▸ **RECORDS SHOWN**
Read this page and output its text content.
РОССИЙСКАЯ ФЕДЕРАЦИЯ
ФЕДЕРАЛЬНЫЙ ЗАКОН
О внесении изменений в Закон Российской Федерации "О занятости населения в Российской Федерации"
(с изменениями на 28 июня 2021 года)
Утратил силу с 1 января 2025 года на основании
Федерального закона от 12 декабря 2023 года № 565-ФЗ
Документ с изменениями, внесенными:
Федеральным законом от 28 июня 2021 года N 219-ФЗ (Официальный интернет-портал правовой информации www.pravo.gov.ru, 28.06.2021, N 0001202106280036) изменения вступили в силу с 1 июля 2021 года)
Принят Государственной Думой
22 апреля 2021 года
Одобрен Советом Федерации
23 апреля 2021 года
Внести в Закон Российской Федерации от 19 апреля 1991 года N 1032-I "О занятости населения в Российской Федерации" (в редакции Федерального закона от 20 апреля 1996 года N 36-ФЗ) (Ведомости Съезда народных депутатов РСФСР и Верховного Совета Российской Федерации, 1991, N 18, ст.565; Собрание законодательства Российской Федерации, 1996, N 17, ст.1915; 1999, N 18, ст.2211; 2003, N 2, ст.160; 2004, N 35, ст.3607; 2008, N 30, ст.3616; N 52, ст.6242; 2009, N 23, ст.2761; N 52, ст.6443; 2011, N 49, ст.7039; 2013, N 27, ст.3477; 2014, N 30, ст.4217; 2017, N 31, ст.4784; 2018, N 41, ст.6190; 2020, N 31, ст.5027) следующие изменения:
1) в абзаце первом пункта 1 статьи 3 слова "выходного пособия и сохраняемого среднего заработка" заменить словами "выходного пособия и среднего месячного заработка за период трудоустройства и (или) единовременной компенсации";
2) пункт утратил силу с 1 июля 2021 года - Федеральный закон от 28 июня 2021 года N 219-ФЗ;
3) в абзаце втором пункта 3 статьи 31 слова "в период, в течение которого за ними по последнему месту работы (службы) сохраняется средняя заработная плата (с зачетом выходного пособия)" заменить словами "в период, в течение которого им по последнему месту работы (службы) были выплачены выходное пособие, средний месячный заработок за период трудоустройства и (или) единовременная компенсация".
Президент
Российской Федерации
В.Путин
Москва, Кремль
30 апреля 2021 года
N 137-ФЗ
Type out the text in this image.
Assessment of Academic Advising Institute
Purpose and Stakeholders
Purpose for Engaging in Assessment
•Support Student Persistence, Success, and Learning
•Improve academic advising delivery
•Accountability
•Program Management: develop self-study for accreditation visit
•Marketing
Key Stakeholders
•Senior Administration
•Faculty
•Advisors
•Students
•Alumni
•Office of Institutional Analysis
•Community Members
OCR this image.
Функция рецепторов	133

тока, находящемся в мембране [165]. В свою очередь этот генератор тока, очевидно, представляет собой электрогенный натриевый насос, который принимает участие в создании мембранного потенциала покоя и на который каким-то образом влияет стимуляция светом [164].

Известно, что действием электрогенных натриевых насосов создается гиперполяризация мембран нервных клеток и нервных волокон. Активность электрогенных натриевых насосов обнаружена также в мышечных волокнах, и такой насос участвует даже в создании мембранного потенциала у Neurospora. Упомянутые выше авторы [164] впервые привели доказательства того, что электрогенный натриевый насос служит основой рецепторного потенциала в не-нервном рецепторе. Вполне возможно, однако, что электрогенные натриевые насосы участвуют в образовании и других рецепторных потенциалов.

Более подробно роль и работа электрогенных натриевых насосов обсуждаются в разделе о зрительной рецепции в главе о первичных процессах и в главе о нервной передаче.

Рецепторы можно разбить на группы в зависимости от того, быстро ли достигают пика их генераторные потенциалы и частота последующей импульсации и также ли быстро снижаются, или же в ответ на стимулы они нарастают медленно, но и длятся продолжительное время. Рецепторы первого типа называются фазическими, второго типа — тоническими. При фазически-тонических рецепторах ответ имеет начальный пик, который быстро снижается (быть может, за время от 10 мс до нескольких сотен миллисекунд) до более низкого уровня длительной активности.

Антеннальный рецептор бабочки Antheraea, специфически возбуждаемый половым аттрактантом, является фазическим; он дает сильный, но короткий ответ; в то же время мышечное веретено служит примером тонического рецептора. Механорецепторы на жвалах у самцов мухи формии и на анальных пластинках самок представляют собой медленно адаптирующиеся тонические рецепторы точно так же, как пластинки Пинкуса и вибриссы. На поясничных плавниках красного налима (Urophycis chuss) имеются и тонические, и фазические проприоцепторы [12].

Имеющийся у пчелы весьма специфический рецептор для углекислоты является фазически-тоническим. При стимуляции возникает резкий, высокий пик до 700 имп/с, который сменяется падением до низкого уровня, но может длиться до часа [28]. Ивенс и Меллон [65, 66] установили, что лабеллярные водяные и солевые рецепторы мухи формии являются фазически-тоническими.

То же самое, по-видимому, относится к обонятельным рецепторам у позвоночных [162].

▸ **WORK TO DO**
List every line from the entries above in which "изменениями" appears.

▸ **EXPECTED ANSWER**
(с изменениями на 28 июня 2021 года)
Документ с изменениями, внесенными:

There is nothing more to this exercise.